* Required task *
Write out all of the entries exactly as given.

* Records for the task *

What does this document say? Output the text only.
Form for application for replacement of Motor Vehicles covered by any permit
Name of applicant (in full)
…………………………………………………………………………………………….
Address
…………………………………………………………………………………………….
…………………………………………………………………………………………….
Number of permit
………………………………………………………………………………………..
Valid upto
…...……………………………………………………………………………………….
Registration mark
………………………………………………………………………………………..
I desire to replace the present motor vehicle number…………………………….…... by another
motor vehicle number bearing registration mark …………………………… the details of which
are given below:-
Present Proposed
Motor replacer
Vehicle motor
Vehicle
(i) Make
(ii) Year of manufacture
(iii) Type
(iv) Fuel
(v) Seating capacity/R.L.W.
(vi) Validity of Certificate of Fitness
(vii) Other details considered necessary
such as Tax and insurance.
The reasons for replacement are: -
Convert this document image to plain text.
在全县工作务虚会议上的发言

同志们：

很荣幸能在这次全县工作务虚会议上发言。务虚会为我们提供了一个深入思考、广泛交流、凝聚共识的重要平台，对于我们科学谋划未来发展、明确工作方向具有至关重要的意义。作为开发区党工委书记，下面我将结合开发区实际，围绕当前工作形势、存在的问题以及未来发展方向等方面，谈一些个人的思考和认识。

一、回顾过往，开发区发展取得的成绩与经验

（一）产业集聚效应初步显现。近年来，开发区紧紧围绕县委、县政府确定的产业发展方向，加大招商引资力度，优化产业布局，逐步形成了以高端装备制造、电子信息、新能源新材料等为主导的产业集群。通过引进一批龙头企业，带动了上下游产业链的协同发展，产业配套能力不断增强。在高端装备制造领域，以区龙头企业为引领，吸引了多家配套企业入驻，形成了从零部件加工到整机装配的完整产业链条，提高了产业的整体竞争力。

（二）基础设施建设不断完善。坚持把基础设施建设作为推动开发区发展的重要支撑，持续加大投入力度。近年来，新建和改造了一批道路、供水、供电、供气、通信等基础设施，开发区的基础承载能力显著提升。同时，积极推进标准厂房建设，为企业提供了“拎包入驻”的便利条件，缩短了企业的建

* Reply to the exercise *
What does this document say? Output the text only.
Form for application for replacement of Motor Vehicles covered by any permit
Name of applicant (in full)
…………………………………………………………………………………………….
Address
…………………………………………………………………………………………….
…………………………………………………………………………………………….
Number of permit
………………………………………………………………………………………..
Valid upto
…...……………………………………………………………………………………….
Registration mark
………………………………………………………………………………………..
I desire to replace the present motor vehicle number…………………………….…... by another
motor vehicle number bearing registration mark …………………………… the details of which
are given below:-
Present Proposed
Motor replacer
Vehicle motor
Vehicle
(i) Make
(ii) Year of manufacture
(iii) Type
(iv) Fuel
(v) Seating capacity/R.L.W.
(vi) Validity of Certificate of Fitness
(vii) Other details considered necessary
such as Tax and insurance.
The reasons for replacement are: -
Convert this document image to plain text.
在全县工作务虚会议上的发言

同志们：

很荣幸能在这次全县工作务虚会议上发言。务虚会为我们提供了一个深入思考、广泛交流、凝聚共识的重要平台，对于我们科学谋划未来发展、明确工作方向具有至关重要的意义。作为开发区党工委书记，下面我将结合开发区实际，围绕当前工作形势、存在的问题以及未来发展方向等方面，谈一些个人的思考和认识。

一、回顾过往，开发区发展取得的成绩与经验

（一）产业集聚效应初步显现。近年来，开发区紧紧围绕县委、县政府确定的产业发展方向，加大招商引资力度，优化产业布局，逐步形成了以高端装备制造、电子信息、新能源新材料等为主导的产业集群。通过引进一批龙头企业，带动了上下游产业链的协同发展，产业配套能力不断增强。在高端装备制造领域，以区龙头企业为引领，吸引了多家配套企业入驻，形成了从零部件加工到整机装配的完整产业链条，提高了产业的整体竞争力。

（二）基础设施建设不断完善。坚持把基础设施建设作为推动开发区发展的重要支撑，持续加大投入力度。近年来，新建和改造了一批道路、供水、供电、供气、通信等基础设施，开发区的基础承载能力显著提升。同时，积极推进标准厂房建设，为企业提供了“拎包入驻”的便利条件，缩短了企业的建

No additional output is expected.